▶ _Input data_:
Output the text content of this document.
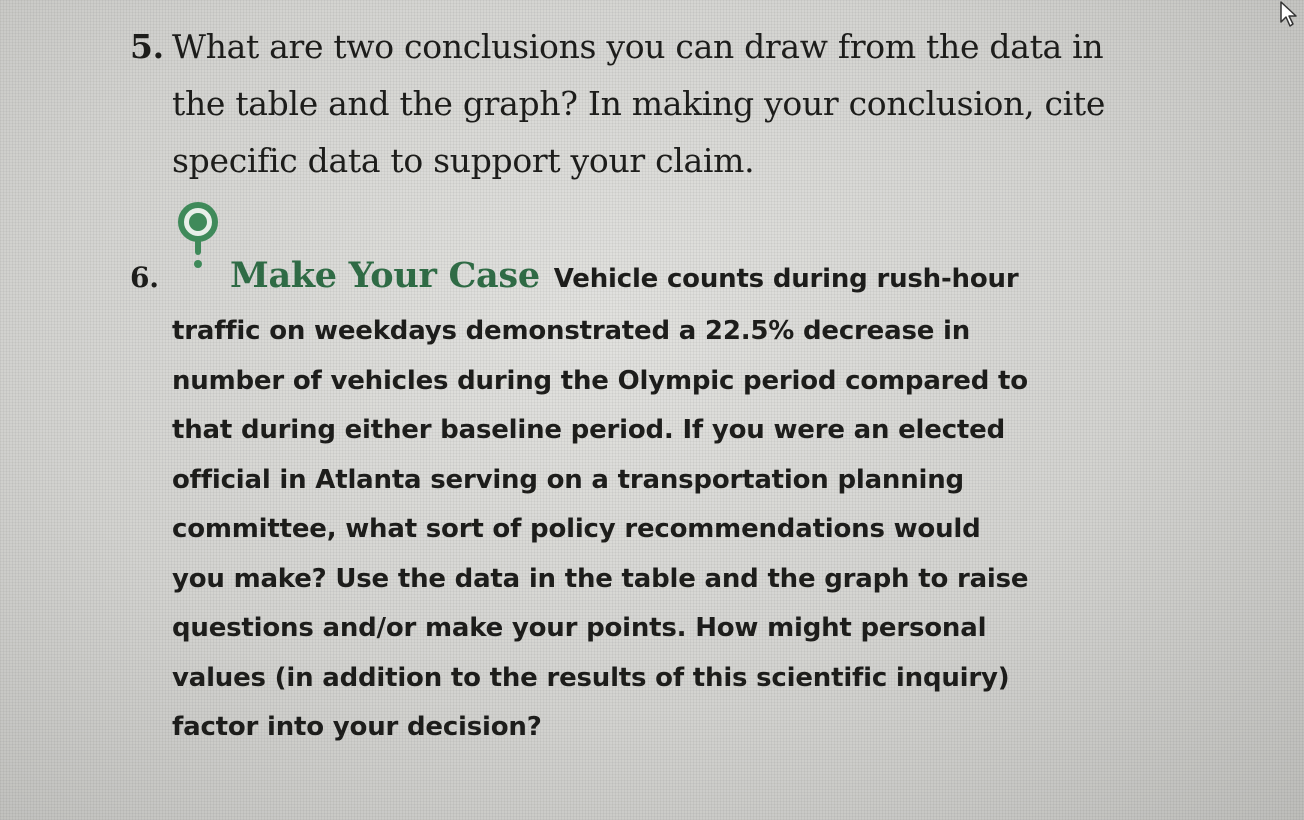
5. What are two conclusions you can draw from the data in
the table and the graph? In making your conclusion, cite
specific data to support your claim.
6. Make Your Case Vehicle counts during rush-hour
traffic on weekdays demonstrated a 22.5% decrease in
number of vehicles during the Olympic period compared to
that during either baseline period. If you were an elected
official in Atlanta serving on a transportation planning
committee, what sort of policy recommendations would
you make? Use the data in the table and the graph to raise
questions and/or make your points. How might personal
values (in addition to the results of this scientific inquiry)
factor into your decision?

...

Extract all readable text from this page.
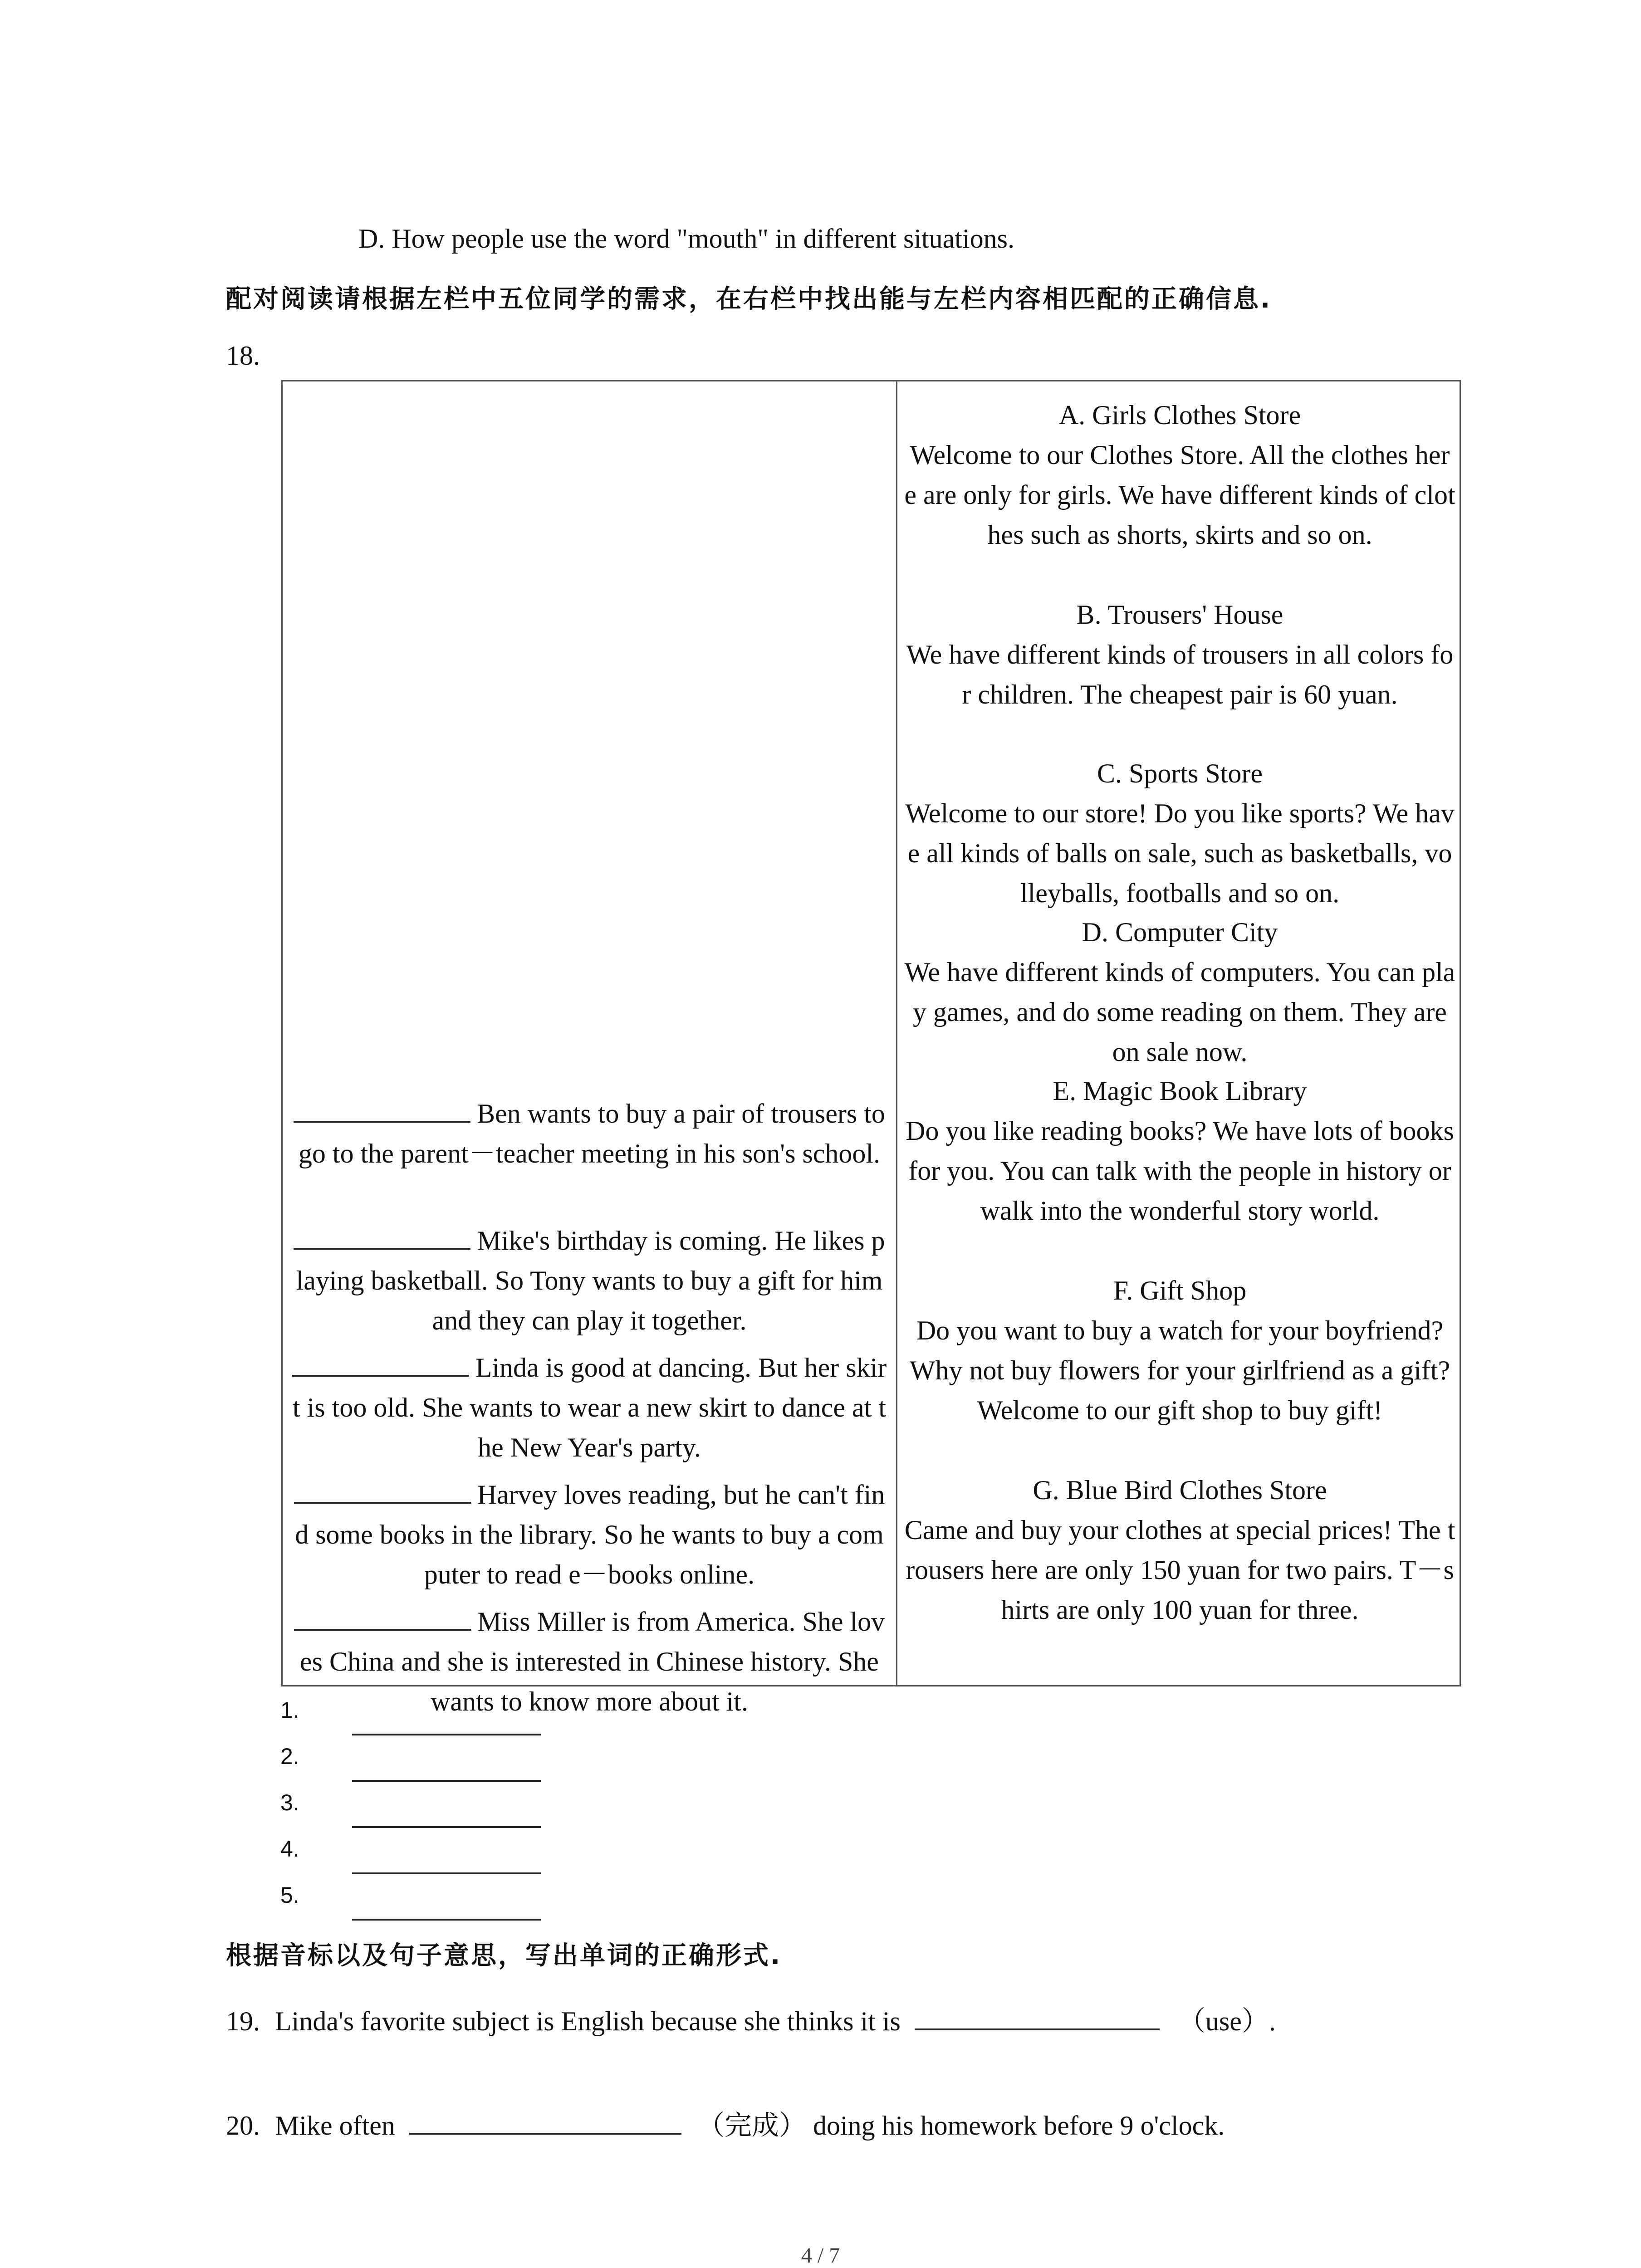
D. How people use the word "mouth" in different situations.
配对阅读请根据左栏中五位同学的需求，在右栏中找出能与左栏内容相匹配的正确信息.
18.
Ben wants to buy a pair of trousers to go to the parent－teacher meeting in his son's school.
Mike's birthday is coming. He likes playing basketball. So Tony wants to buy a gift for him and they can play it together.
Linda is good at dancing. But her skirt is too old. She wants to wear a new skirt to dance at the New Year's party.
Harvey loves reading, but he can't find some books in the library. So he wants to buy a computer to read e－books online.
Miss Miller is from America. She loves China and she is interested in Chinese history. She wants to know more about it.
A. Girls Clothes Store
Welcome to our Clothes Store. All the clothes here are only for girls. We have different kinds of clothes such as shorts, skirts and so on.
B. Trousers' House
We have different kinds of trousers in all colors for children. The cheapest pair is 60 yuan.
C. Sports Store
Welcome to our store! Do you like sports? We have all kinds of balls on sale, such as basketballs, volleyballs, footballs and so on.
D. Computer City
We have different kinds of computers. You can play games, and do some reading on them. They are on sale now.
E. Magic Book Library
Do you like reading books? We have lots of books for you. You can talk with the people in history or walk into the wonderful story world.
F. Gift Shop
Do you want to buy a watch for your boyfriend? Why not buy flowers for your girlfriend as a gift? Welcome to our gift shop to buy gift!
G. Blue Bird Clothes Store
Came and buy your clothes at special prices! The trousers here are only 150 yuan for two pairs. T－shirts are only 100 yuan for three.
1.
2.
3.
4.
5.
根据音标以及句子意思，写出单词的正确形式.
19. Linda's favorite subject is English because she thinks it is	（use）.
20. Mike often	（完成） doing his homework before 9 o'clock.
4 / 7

* * *

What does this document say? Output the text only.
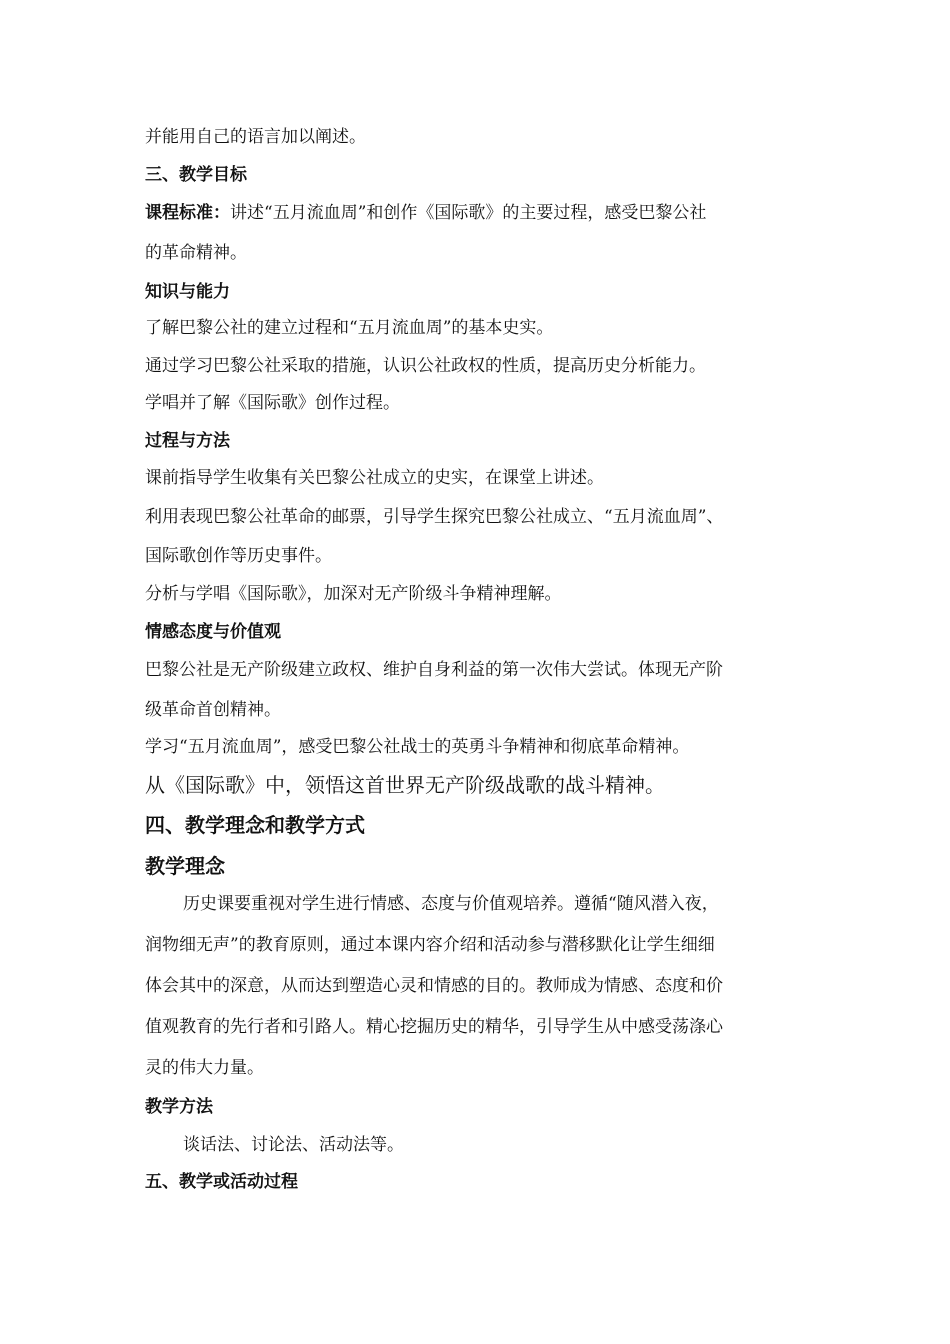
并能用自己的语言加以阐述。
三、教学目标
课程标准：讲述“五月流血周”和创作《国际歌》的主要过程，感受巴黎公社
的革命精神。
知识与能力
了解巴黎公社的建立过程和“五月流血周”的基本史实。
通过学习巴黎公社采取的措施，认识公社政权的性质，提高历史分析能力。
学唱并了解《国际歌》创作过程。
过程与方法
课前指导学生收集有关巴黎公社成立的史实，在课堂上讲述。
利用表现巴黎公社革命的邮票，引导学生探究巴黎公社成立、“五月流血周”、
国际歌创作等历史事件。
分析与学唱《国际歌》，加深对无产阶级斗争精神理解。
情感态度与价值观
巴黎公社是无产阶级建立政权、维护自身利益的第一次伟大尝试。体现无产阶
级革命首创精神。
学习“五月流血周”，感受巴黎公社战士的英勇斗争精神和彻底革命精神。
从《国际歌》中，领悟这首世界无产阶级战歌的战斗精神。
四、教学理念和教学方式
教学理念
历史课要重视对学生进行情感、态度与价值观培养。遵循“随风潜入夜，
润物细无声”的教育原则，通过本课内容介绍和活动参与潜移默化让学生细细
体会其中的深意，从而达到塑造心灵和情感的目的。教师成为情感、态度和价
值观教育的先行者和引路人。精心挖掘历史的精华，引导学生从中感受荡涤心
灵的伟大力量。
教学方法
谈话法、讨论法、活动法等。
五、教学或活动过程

▶ _Short task_:
Each line above that includes "Linda" should be shown.

▶ _Answer in full_:
Linda is good at dancing. But her skirt is too old. She wants to wear a new skirt to dance at the New Year's party.
19. Linda's favorite subject is English because she thinks it is	（use）.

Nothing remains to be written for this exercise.